- [Direction]
Count every line in the entries that follow where the word "JSON" appears, then state only the total.

+-------+

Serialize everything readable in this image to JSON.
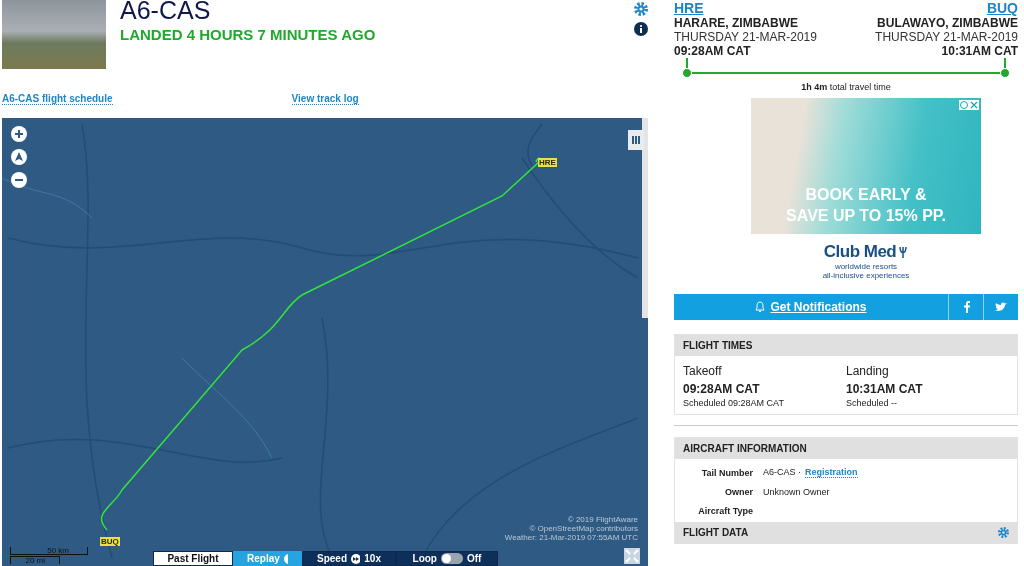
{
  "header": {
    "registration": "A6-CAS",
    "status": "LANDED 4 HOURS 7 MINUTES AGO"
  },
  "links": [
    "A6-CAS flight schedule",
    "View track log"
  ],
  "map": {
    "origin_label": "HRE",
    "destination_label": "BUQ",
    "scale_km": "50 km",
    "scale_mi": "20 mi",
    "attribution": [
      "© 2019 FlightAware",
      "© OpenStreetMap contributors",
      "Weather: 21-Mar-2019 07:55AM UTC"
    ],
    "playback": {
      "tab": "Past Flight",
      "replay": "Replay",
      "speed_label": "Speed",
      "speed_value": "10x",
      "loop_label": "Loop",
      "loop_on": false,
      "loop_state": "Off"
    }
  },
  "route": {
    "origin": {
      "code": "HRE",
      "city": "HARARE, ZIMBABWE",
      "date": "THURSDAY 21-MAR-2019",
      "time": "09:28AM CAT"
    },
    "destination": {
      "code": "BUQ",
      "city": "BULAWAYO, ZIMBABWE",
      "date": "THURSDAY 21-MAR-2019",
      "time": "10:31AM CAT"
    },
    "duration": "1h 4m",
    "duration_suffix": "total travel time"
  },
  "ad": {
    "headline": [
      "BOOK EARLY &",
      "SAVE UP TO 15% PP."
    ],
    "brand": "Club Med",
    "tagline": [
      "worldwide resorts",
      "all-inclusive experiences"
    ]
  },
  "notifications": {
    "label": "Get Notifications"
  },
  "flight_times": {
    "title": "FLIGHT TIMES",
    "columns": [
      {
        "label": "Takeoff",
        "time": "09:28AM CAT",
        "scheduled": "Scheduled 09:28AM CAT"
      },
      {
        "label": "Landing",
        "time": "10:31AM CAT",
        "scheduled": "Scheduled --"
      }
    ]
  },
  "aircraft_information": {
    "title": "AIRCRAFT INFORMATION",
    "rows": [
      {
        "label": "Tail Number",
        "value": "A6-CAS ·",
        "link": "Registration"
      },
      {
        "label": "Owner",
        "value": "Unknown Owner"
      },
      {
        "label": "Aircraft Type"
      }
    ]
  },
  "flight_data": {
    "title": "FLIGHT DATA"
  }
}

+-------+

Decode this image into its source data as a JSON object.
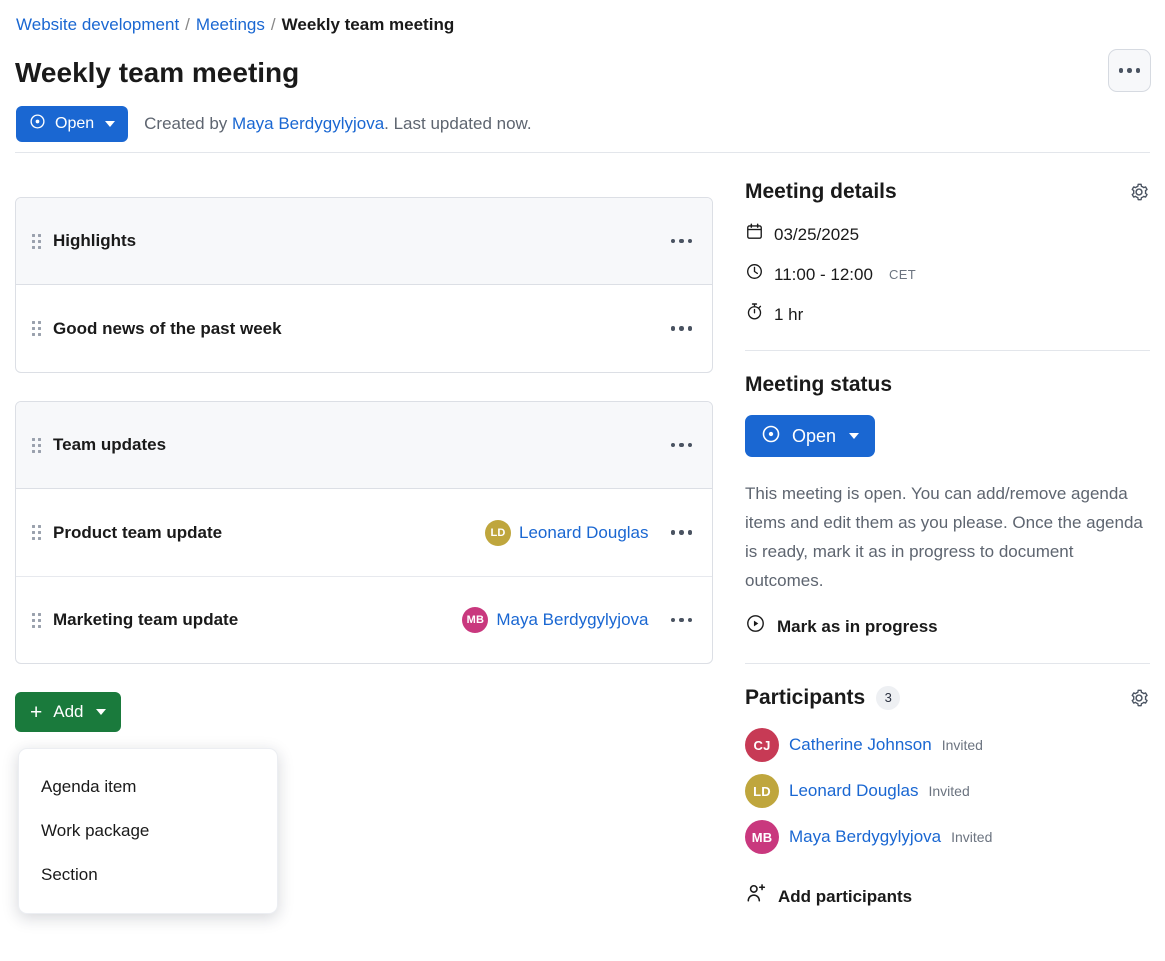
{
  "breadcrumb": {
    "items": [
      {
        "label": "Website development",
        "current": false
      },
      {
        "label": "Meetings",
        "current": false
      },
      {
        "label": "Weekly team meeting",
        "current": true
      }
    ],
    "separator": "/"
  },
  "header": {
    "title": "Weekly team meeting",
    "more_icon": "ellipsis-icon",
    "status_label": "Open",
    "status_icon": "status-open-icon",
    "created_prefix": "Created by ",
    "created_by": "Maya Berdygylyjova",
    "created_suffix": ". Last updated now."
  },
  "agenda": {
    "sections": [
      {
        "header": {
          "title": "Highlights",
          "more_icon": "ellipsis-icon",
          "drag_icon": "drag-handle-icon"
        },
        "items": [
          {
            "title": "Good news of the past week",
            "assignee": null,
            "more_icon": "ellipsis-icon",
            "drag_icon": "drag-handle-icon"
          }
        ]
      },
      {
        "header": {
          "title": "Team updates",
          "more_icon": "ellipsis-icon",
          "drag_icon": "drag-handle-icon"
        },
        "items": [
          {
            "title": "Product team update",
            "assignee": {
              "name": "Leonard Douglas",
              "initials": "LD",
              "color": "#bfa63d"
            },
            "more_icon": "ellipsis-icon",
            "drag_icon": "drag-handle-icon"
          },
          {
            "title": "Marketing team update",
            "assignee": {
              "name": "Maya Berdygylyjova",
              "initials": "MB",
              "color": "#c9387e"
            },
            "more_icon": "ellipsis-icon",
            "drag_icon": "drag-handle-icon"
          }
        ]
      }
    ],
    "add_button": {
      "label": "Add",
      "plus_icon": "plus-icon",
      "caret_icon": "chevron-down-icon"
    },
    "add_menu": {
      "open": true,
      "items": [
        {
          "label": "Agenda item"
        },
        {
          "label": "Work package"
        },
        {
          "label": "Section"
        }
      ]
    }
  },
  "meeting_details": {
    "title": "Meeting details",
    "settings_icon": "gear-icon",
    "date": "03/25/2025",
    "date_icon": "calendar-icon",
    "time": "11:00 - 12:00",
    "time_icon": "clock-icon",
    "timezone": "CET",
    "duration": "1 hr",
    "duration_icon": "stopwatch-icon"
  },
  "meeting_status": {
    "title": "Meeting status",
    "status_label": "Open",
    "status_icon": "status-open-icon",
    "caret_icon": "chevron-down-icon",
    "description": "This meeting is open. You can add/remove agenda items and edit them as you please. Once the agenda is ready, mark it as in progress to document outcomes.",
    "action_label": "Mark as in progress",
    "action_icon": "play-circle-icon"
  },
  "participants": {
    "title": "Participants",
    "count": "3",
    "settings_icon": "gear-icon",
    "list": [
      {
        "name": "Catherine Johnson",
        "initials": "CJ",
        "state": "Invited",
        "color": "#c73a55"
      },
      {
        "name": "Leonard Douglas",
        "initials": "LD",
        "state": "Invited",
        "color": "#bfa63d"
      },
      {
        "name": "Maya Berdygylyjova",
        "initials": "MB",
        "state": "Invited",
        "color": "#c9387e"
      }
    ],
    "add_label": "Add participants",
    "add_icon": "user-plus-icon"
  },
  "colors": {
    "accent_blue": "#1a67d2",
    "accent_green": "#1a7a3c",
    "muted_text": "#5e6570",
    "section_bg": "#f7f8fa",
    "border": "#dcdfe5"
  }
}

+-------+

- [Answer for the task]
2